Work to complete: Copy the records below line for line without changing anything, and leave the pictures out of your copy.

══════

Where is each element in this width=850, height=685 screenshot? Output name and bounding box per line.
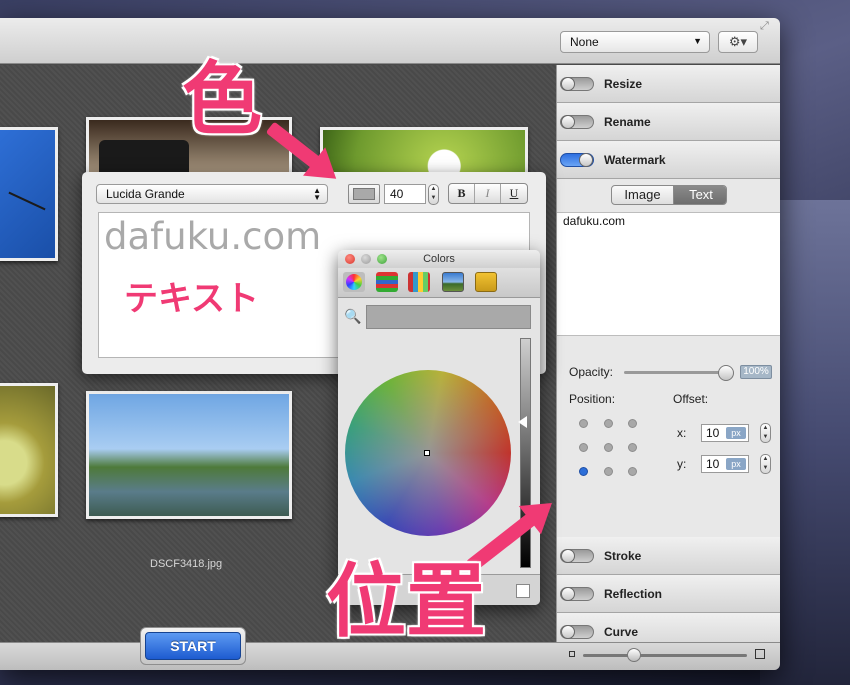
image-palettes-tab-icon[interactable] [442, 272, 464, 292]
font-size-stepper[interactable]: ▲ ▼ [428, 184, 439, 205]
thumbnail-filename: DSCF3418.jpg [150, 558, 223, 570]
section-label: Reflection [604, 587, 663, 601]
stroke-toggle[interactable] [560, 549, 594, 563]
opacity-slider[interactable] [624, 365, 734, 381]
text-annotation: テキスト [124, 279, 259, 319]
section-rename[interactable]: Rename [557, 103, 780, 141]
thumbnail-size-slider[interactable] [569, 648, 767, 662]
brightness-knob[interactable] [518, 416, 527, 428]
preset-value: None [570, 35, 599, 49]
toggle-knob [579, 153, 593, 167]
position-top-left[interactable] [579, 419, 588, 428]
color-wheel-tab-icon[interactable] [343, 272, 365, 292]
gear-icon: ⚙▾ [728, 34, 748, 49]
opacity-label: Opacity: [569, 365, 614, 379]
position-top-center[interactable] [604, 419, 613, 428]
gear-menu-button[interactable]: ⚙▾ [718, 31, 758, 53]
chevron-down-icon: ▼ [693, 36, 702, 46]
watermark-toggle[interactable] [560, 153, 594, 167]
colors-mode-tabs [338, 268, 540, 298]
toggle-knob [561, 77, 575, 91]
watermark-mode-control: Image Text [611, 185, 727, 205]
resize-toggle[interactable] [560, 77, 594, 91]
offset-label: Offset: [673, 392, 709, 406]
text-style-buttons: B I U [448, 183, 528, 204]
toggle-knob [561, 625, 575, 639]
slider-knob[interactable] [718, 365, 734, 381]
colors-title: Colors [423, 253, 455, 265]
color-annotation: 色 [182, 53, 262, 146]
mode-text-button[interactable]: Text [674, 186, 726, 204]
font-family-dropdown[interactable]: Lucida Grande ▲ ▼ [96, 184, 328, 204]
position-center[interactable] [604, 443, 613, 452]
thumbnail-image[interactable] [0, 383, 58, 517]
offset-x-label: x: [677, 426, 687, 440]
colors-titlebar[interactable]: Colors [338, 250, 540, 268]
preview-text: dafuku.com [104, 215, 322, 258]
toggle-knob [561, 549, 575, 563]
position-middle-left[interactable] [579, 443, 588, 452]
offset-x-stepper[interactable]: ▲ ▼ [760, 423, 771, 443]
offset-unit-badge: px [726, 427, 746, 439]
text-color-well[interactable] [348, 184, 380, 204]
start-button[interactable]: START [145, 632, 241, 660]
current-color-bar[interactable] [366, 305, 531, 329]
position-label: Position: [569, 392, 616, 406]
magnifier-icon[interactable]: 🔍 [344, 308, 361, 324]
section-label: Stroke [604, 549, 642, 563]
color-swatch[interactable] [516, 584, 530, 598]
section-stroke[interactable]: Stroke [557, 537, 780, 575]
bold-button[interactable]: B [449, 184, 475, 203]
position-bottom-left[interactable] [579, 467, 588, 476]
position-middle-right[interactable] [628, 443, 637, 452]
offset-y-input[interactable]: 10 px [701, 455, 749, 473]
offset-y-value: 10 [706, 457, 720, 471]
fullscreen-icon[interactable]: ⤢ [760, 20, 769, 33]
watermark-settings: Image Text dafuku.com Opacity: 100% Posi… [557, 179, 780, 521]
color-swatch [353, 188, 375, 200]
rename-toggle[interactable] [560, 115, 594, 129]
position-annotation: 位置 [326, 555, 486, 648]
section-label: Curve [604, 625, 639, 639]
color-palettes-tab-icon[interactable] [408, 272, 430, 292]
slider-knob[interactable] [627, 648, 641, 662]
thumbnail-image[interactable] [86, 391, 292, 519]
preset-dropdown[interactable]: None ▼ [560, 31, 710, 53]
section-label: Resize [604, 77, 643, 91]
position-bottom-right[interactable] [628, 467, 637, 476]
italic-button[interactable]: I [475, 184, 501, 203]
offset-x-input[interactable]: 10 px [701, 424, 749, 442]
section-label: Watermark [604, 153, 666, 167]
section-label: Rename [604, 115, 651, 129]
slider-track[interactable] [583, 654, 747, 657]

══════

Written answer:
Where is each element in this width=850, height=685 screenshot? Output name and bounding box per line.
image-palettes-tab-icon[interactable] [442, 272, 464, 292]
font-size-stepper[interactable]: ▲ ▼ [428, 184, 439, 205]
thumbnail-filename: DSCF3418.jpg [150, 558, 223, 570]
section-label: Reflection [604, 587, 663, 601]
stroke-toggle[interactable] [560, 549, 594, 563]
opacity-slider[interactable] [624, 365, 734, 381]
text-annotation: テキスト [124, 279, 259, 319]
section-rename[interactable]: Rename [557, 103, 780, 141]
thumbnail-size-slider[interactable] [569, 648, 767, 662]
brightness-knob[interactable] [518, 416, 527, 428]
preset-value: None [570, 35, 599, 49]
toggle-knob [579, 153, 593, 167]
position-top-left[interactable] [579, 419, 588, 428]
color-wheel-tab-icon[interactable] [343, 272, 365, 292]
gear-icon: ⚙▾ [728, 34, 748, 49]
opacity-label: Opacity: [569, 365, 614, 379]
position-top-center[interactable] [604, 419, 613, 428]
gear-menu-button[interactable]: ⚙▾ [718, 31, 758, 53]
chevron-down-icon: ▼ [693, 36, 702, 46]
watermark-toggle[interactable] [560, 153, 594, 167]
colors-mode-tabs [338, 268, 540, 298]
toggle-knob [561, 77, 575, 91]
watermark-mode-control: Image Text [611, 185, 727, 205]
resize-toggle[interactable] [560, 77, 594, 91]
offset-label: Offset: [673, 392, 709, 406]
text-style-buttons: B I U [448, 183, 528, 204]
toggle-knob [561, 625, 575, 639]
slider-knob[interactable] [718, 365, 734, 381]
colors-title: Colors [423, 253, 455, 265]
color-annotation: 色 [182, 53, 262, 146]
mode-text-button[interactable]: Text [674, 186, 726, 204]
font-family-dropdown[interactable]: Lucida Grande ▲ ▼ [96, 184, 328, 204]
position-center[interactable] [604, 443, 613, 452]
thumbnail-image[interactable] [0, 383, 58, 517]
offset-x-label: x: [677, 426, 687, 440]
colors-titlebar[interactable]: Colors [338, 250, 540, 268]
preview-text: dafuku.com [104, 215, 322, 258]
toggle-knob [561, 549, 575, 563]
position-middle-left[interactable] [579, 443, 588, 452]
offset-x-stepper[interactable]: ▲ ▼ [760, 423, 771, 443]
offset-unit-badge: px [726, 427, 746, 439]
text-color-well[interactable] [348, 184, 380, 204]
start-button[interactable]: START [145, 632, 241, 660]
current-color-bar[interactable] [366, 305, 531, 329]
position-label: Position: [569, 392, 616, 406]
magnifier-icon[interactable]: 🔍 [344, 308, 361, 324]
section-label: Stroke [604, 549, 642, 563]
color-swatch[interactable] [516, 584, 530, 598]
section-stroke[interactable]: Stroke [557, 537, 780, 575]
bold-button[interactable]: B [449, 184, 475, 203]
position-bottom-left[interactable] [579, 467, 588, 476]
position-middle-right[interactable] [628, 443, 637, 452]
offset-y-input[interactable]: 10 px [701, 455, 749, 473]
offset-y-value: 10 [706, 457, 720, 471]
fullscreen-icon[interactable]: ⤢ [760, 20, 769, 33]
watermark-settings: Image Text dafuku.com Opacity: 100% Posi… [557, 179, 780, 521]
color-swatch [353, 188, 375, 200]
rename-toggle[interactable] [560, 115, 594, 129]
position-annotation: 位置 [326, 555, 486, 648]
section-label: Curve [604, 625, 639, 639]
color-palettes-tab-icon[interactable] [408, 272, 430, 292]
slider-knob[interactable] [627, 648, 641, 662]
thumbnail-image[interactable] [86, 391, 292, 519]
preset-dropdown[interactable]: None ▼ [560, 31, 710, 53]
section-label: Resize [604, 77, 643, 91]
position-bottom-right[interactable] [628, 467, 637, 476]
italic-button[interactable]: I [475, 184, 501, 203]
offset-x-input[interactable]: 10 px [701, 424, 749, 442]
section-label: Watermark [604, 153, 666, 167]
section-label: Rename [604, 115, 651, 129]
slider-track[interactable] [583, 654, 747, 657]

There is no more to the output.